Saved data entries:
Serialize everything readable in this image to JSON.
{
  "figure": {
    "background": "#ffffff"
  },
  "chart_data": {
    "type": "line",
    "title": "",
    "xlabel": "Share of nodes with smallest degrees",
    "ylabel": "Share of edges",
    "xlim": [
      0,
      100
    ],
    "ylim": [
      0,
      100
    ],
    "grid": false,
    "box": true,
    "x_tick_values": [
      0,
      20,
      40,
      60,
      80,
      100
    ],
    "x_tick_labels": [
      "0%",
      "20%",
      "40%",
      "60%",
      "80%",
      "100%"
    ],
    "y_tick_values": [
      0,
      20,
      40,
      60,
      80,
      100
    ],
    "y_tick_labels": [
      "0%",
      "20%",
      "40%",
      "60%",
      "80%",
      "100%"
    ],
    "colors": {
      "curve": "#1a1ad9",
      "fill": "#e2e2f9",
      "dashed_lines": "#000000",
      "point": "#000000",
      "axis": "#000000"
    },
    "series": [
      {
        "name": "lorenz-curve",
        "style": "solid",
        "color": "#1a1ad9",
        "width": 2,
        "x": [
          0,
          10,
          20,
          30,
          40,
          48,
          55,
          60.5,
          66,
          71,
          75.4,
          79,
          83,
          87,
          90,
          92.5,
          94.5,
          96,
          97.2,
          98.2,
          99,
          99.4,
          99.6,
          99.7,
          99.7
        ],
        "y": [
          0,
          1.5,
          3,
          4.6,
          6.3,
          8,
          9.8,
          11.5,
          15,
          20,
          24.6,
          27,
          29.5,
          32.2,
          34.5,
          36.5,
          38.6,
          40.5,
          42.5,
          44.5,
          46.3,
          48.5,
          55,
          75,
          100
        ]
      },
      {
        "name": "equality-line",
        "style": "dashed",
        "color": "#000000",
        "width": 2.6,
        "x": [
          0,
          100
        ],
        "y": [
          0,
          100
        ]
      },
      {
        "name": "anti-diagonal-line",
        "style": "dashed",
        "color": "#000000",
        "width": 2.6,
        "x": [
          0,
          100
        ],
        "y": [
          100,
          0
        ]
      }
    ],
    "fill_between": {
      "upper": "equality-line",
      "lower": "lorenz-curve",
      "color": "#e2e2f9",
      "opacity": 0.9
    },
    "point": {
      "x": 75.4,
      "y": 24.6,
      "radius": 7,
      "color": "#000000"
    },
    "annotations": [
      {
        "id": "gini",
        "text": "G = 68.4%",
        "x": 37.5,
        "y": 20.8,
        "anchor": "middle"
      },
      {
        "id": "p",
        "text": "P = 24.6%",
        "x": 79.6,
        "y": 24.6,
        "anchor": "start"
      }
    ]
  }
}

DIRECTIONS FOR THIS TASK: Print out every record again, exactly and in full.

RESPONSE TO THE TASK:
Serialize everything readable in this image to JSON.
{
  "figure": {
    "background": "#ffffff"
  },
  "chart_data": {
    "type": "line",
    "title": "",
    "xlabel": "Share of nodes with smallest degrees",
    "ylabel": "Share of edges",
    "xlim": [
      0,
      100
    ],
    "ylim": [
      0,
      100
    ],
    "grid": false,
    "box": true,
    "x_tick_values": [
      0,
      20,
      40,
      60,
      80,
      100
    ],
    "x_tick_labels": [
      "0%",
      "20%",
      "40%",
      "60%",
      "80%",
      "100%"
    ],
    "y_tick_values": [
      0,
      20,
      40,
      60,
      80,
      100
    ],
    "y_tick_labels": [
      "0%",
      "20%",
      "40%",
      "60%",
      "80%",
      "100%"
    ],
    "colors": {
      "curve": "#1a1ad9",
      "fill": "#e2e2f9",
      "dashed_lines": "#000000",
      "point": "#000000",
      "axis": "#000000"
    },
    "series": [
      {
        "name": "lorenz-curve",
        "style": "solid",
        "color": "#1a1ad9",
        "width": 2,
        "x": [
          0,
          10,
          20,
          30,
          40,
          48,
          55,
          60.5,
          66,
          71,
          75.4,
          79,
          83,
          87,
          90,
          92.5,
          94.5,
          96,
          97.2,
          98.2,
          99,
          99.4,
          99.6,
          99.7,
          99.7
        ],
        "y": [
          0,
          1.5,
          3,
          4.6,
          6.3,
          8,
          9.8,
          11.5,
          15,
          20,
          24.6,
          27,
          29.5,
          32.2,
          34.5,
          36.5,
          38.6,
          40.5,
          42.5,
          44.5,
          46.3,
          48.5,
          55,
          75,
          100
        ]
      },
      {
        "name": "equality-line",
        "style": "dashed",
        "color": "#000000",
        "width": 2.6,
        "x": [
          0,
          100
        ],
        "y": [
          0,
          100
        ]
      },
      {
        "name": "anti-diagonal-line",
        "style": "dashed",
        "color": "#000000",
        "width": 2.6,
        "x": [
          0,
          100
        ],
        "y": [
          100,
          0
        ]
      }
    ],
    "fill_between": {
      "upper": "equality-line",
      "lower": "lorenz-curve",
      "color": "#e2e2f9",
      "opacity": 0.9
    },
    "point": {
      "x": 75.4,
      "y": 24.6,
      "radius": 7,
      "color": "#000000"
    },
    "annotations": [
      {
        "id": "gini",
        "text": "G = 68.4%",
        "x": 37.5,
        "y": 20.8,
        "anchor": "middle"
      },
      {
        "id": "p",
        "text": "P = 24.6%",
        "x": 79.6,
        "y": 24.6,
        "anchor": "start"
      }
    ]
  }
}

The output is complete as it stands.